╔══

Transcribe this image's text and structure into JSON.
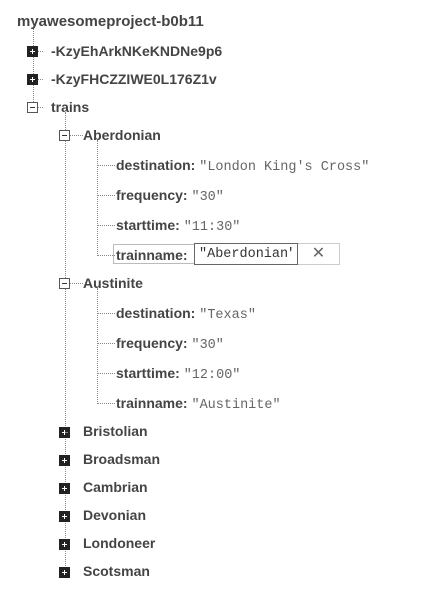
{
  "root": {
    "label": "myawesomeproject-b0b11"
  },
  "pushed": [
    {
      "label": "-KzyEhArkNKeKNDNe9p6"
    },
    {
      "label": "-KzyFHCZZIWE0L176Z1v"
    }
  ],
  "trains": {
    "label": "trains",
    "aberdonian": {
      "label": "Aberdonian",
      "destination_key": "destination:",
      "destination_val": "\"London King's Cross\"",
      "frequency_key": "frequency:",
      "frequency_val": "\"30\"",
      "starttime_key": "starttime:",
      "starttime_val": "\"11:30\"",
      "trainname_key": "trainname:",
      "trainname_val": "\"Aberdonian\"",
      "close_glyph": "✕"
    },
    "austinite": {
      "label": "Austinite",
      "destination_key": "destination:",
      "destination_val": "\"Texas\"",
      "frequency_key": "frequency:",
      "frequency_val": "\"30\"",
      "starttime_key": "starttime:",
      "starttime_val": "\"12:00\"",
      "trainname_key": "trainname:",
      "trainname_val": "\"Austinite\""
    },
    "collapsed": [
      {
        "label": "Bristolian"
      },
      {
        "label": "Broadsman"
      },
      {
        "label": "Cambrian"
      },
      {
        "label": "Devonian"
      },
      {
        "label": "Londoneer"
      },
      {
        "label": "Scotsman"
      }
    ]
  },
  "icons": {
    "expand": "plus-box-icon",
    "collapse": "minus-box-icon"
  }
}
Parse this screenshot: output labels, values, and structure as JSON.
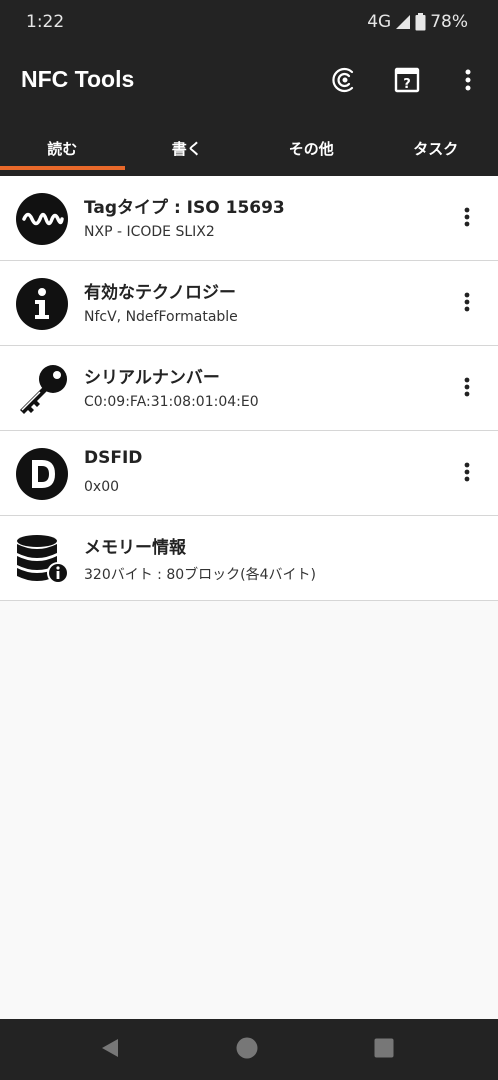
{
  "status": {
    "time": "1:22",
    "network": "4G",
    "battery": "78%"
  },
  "appbar": {
    "title": "NFC Tools",
    "actions": [
      "nfc-scan-icon",
      "help-icon",
      "more-vert-icon"
    ]
  },
  "tabs": [
    {
      "label": "読む",
      "active": true
    },
    {
      "label": "書く",
      "active": false
    },
    {
      "label": "その他",
      "active": false
    },
    {
      "label": "タスク",
      "active": false
    }
  ],
  "items": [
    {
      "icon": "waveform-icon",
      "title": "Tagタイプ : ISO 15693",
      "subtitle": "NXP - ICODE SLIX2",
      "has_menu": true
    },
    {
      "icon": "info-icon",
      "title": "有効なテクノロジー",
      "subtitle": "NfcV, NdefFormatable",
      "has_menu": true
    },
    {
      "icon": "key-icon",
      "title": "シリアルナンバー",
      "subtitle": "C0:09:FA:31:08:01:04:E0",
      "has_menu": true
    },
    {
      "icon": "letter-d-icon",
      "title": "DSFID",
      "subtitle": "0x00",
      "has_menu": true
    },
    {
      "icon": "database-info-icon",
      "title": "メモリー情報",
      "subtitle": "320バイト : 80ブロック(各4バイト)",
      "has_menu": false
    }
  ],
  "navbar": [
    "back-icon",
    "home-icon",
    "recents-icon"
  ],
  "colors": {
    "dark": "#232323",
    "accent": "#e8682a",
    "background": "#f9f9f9"
  }
}
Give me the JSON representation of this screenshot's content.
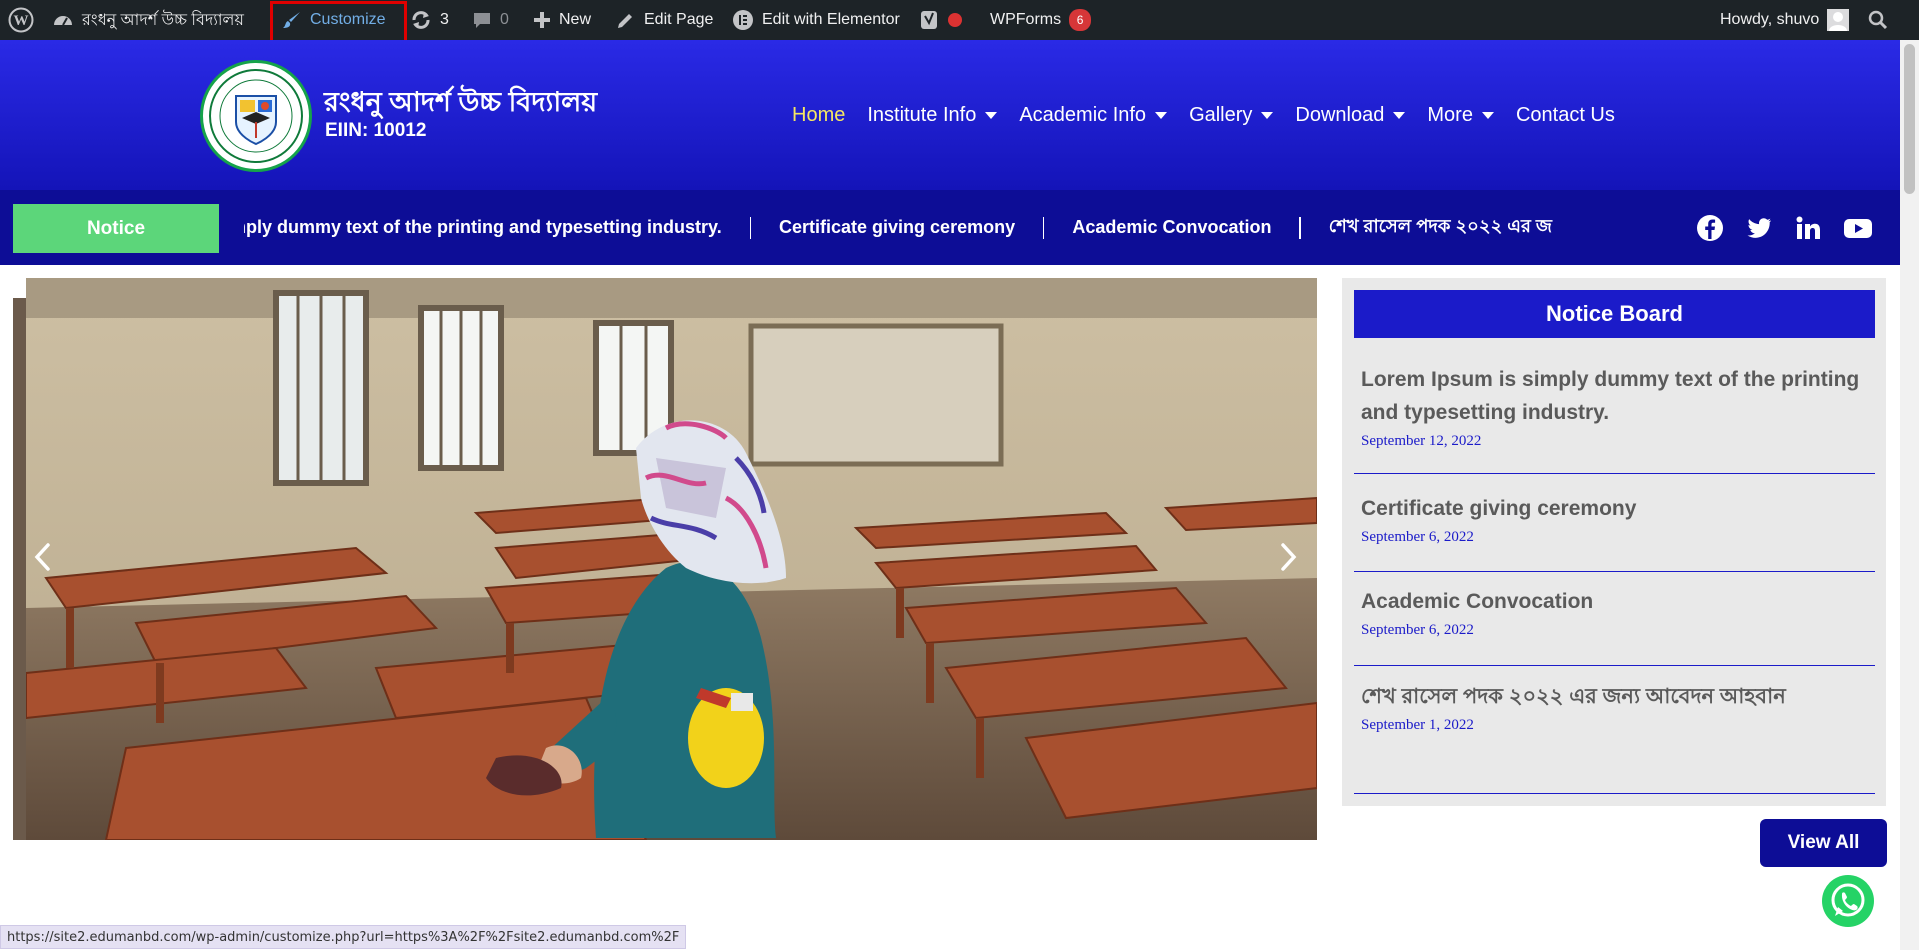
{
  "adminbar": {
    "site_name": "রংধনু আদর্শ উচ্চ বিদ্যালয়",
    "customize": "Customize",
    "updates_count": "3",
    "comments_count": "0",
    "new_label": "New",
    "edit_page": "Edit Page",
    "edit_elementor": "Edit with Elementor",
    "wpforms": "WPForms",
    "wpforms_badge": "6",
    "howdy": "Howdy, shuvo",
    "customize_highlight_color": "#e00000"
  },
  "header": {
    "title": "রংধনু আদর্শ উচ্চ বিদ্যালয়",
    "eiin": "EIIN: 10012",
    "nav": [
      {
        "label": "Home"
      },
      {
        "label": "Institute Info"
      },
      {
        "label": "Academic Info"
      },
      {
        "label": "Gallery"
      },
      {
        "label": "Download"
      },
      {
        "label": "More"
      },
      {
        "label": "Contact Us"
      }
    ]
  },
  "ticker": {
    "label": "Notice",
    "items": [
      ": simply dummy text of the printing and typesetting industry.",
      "Certificate giving ceremony",
      "Academic Convocation",
      "শেখ রাসেল পদক ২০২২ এর জ"
    ]
  },
  "socials": [
    "facebook-icon",
    "twitter-icon",
    "linkedin-icon",
    "youtube-icon"
  ],
  "board": {
    "title": "Notice Board",
    "items": [
      {
        "title": "Lorem Ipsum is simply dummy text of the printing and typesetting industry.",
        "date": "September 12, 2022"
      },
      {
        "title": "Certificate giving ceremony",
        "date": "September 6, 2022"
      },
      {
        "title": "Academic Convocation",
        "date": "September 6, 2022"
      },
      {
        "title": "শেখ রাসেল পদক ২০২২ এর জন্য আবেদন আহবান",
        "date": "September 1, 2022"
      }
    ],
    "view_all": "View All"
  },
  "status_url": "https://site2.edumanbd.com/wp-admin/customize.php?url=https%3A%2F%2Fsite2.edumanbd.com%2F",
  "colors": {
    "header_blue": "#1414b8",
    "notice_green": "#5cd67a",
    "nav_active": "#f5e663",
    "board_blue": "#1b1bc9"
  }
}
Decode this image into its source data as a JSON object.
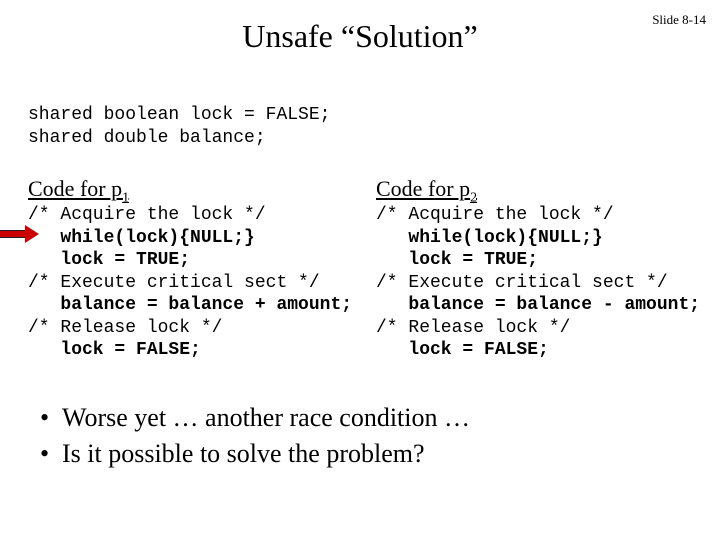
{
  "slide_number": "Slide 8-14",
  "title": "Unsafe “Solution”",
  "shared_decl": "shared boolean lock = FALSE;\nshared double balance;",
  "col1": {
    "heading_prefix": "Code for p",
    "heading_sub": "1",
    "l1": "/* Acquire the lock */",
    "l2": "   while(lock){NULL;}",
    "l3": "   lock = TRUE;",
    "l4": "/* Execute critical sect */",
    "l5": "   balance = balance + amount;",
    "l6": "/* Release lock */",
    "l7": "   lock = FALSE;"
  },
  "col2": {
    "heading_prefix": "Code for p",
    "heading_sub": "2",
    "l1": "/* Acquire the lock */",
    "l2": "   while(lock){NULL;}",
    "l3": "   lock = TRUE;",
    "l4": "/* Execute critical sect */",
    "l5": "   balance = balance - amount;",
    "l6": "/* Release lock */",
    "l7": "   lock = FALSE;"
  },
  "bullets": {
    "b1": "Worse yet … another race condition …",
    "b2": "Is it possible to solve the problem?"
  }
}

╚══

§ **Instruction**: Write the records out again in full, exactly, and skip every picture.

§ **Solution to this task**:
Transcribe this image's text and structure into JSON.
{
  "root": {
    "label": "myawesomeproject-b0b11"
  },
  "pushed": [
    {
      "label": "-KzyEhArkNKeKNDNe9p6"
    },
    {
      "label": "-KzyFHCZZIWE0L176Z1v"
    }
  ],
  "trains": {
    "label": "trains",
    "aberdonian": {
      "label": "Aberdonian",
      "destination_key": "destination:",
      "destination_val": "\"London King's Cross\"",
      "frequency_key": "frequency:",
      "frequency_val": "\"30\"",
      "starttime_key": "starttime:",
      "starttime_val": "\"11:30\"",
      "trainname_key": "trainname:",
      "trainname_val": "\"Aberdonian\"",
      "close_glyph": "✕"
    },
    "austinite": {
      "label": "Austinite",
      "destination_key": "destination:",
      "destination_val": "\"Texas\"",
      "frequency_key": "frequency:",
      "frequency_val": "\"30\"",
      "starttime_key": "starttime:",
      "starttime_val": "\"12:00\"",
      "trainname_key": "trainname:",
      "trainname_val": "\"Austinite\""
    },
    "collapsed": [
      {
        "label": "Bristolian"
      },
      {
        "label": "Broadsman"
      },
      {
        "label": "Cambrian"
      },
      {
        "label": "Devonian"
      },
      {
        "label": "Londoneer"
      },
      {
        "label": "Scotsman"
      }
    ]
  },
  "icons": {
    "expand": "plus-box-icon",
    "collapse": "minus-box-icon"
  }
}
Parse this screenshot: output labels, values, and structure as JSON.
{
  "status": {
    "time": "1:22",
    "network": "4G",
    "battery": "78%"
  },
  "appbar": {
    "title": "NFC Tools",
    "actions": [
      "nfc-scan-icon",
      "help-icon",
      "more-vert-icon"
    ]
  },
  "tabs": [
    {
      "label": "読む",
      "active": true
    },
    {
      "label": "書く",
      "active": false
    },
    {
      "label": "その他",
      "active": false
    },
    {
      "label": "タスク",
      "active": false
    }
  ],
  "items": [
    {
      "icon": "waveform-icon",
      "title": "Tagタイプ : ISO 15693",
      "subtitle": "NXP - ICODE SLIX2",
      "has_menu": true
    },
    {
      "icon": "info-icon",
      "title": "有効なテクノロジー",
      "subtitle": "NfcV, NdefFormatable",
      "has_menu": true
    },
    {
      "icon": "key-icon",
      "title": "シリアルナンバー",
      "subtitle": "C0:09:FA:31:08:01:04:E0",
      "has_menu": true
    },
    {
      "icon": "letter-d-icon",
      "title": "DSFID",
      "subtitle": "0x00",
      "has_menu": true
    },
    {
      "icon": "database-info-icon",
      "title": "メモリー情報",
      "subtitle": "320バイト : 80ブロック(各4バイト)",
      "has_menu": false
    }
  ],
  "navbar": [
    "back-icon",
    "home-icon",
    "recents-icon"
  ],
  "colors": {
    "dark": "#232323",
    "accent": "#e8682a",
    "background": "#f9f9f9"
  }
}
Give me the JSON representation of this screenshot's content.
{
  "adminbar": {
    "site_name": "রংধনু আদর্শ উচ্চ বিদ্যালয়",
    "customize": "Customize",
    "updates_count": "3",
    "comments_count": "0",
    "new_label": "New",
    "edit_page": "Edit Page",
    "edit_elementor": "Edit with Elementor",
    "wpforms": "WPForms",
    "wpforms_badge": "6",
    "howdy": "Howdy, shuvo",
    "customize_highlight_color": "#e00000"
  },
  "header": {
    "title": "রংধনু আদর্শ উচ্চ বিদ্যালয়",
    "eiin": "EIIN: 10012",
    "nav": [
      {
        "label": "Home"
      },
      {
        "label": "Institute Info"
      },
      {
        "label": "Academic Info"
      },
      {
        "label": "Gallery"
      },
      {
        "label": "Download"
      },
      {
        "label": "More"
      },
      {
        "label": "Contact Us"
      }
    ]
  },
  "ticker": {
    "label": "Notice",
    "items": [
      ": simply dummy text of the printing and typesetting industry.",
      "Certificate giving ceremony",
      "Academic Convocation",
      "শেখ রাসেল পদক ২০২২ এর জ"
    ]
  },
  "socials": [
    "facebook-icon",
    "twitter-icon",
    "linkedin-icon",
    "youtube-icon"
  ],
  "board": {
    "title": "Notice Board",
    "items": [
      {
        "title": "Lorem Ipsum is simply dummy text of the printing and typesetting industry.",
        "date": "September 12, 2022"
      },
      {
        "title": "Certificate giving ceremony",
        "date": "September 6, 2022"
      },
      {
        "title": "Academic Convocation",
        "date": "September 6, 2022"
      },
      {
        "title": "শেখ রাসেল পদক ২০২২ এর জন্য আবেদন আহবান",
        "date": "September 1, 2022"
      }
    ],
    "view_all": "View All"
  },
  "status_url": "https://site2.edumanbd.com/wp-admin/customize.php?url=https%3A%2F%2Fsite2.edumanbd.com%2F",
  "colors": {
    "header_blue": "#1414b8",
    "notice_green": "#5cd67a",
    "nav_active": "#f5e663",
    "board_blue": "#1b1bc9"
  }
}
Decode this image into its source data as a JSON object.
{
  "slide_number": "Slide 8-14",
  "title": "Unsafe “Solution”",
  "shared_decl": "shared boolean lock = FALSE;\nshared double balance;",
  "col1": {
    "heading_prefix": "Code for p",
    "heading_sub": "1",
    "l1": "/* Acquire the lock */",
    "l2": "   while(lock){NULL;}",
    "l3": "   lock = TRUE;",
    "l4": "/* Execute critical sect */",
    "l5": "   balance = balance + amount;",
    "l6": "/* Release lock */",
    "l7": "   lock = FALSE;"
  },
  "col2": {
    "heading_prefix": "Code for p",
    "heading_sub": "2",
    "l1": "/* Acquire the lock */",
    "l2": "   while(lock){NULL;}",
    "l3": "   lock = TRUE;",
    "l4": "/* Execute critical sect */",
    "l5": "   balance = balance - amount;",
    "l6": "/* Release lock */",
    "l7": "   lock = FALSE;"
  },
  "bullets": {
    "b1": "Worse yet … another race condition …",
    "b2": "Is it possible to solve the problem?"
  }
}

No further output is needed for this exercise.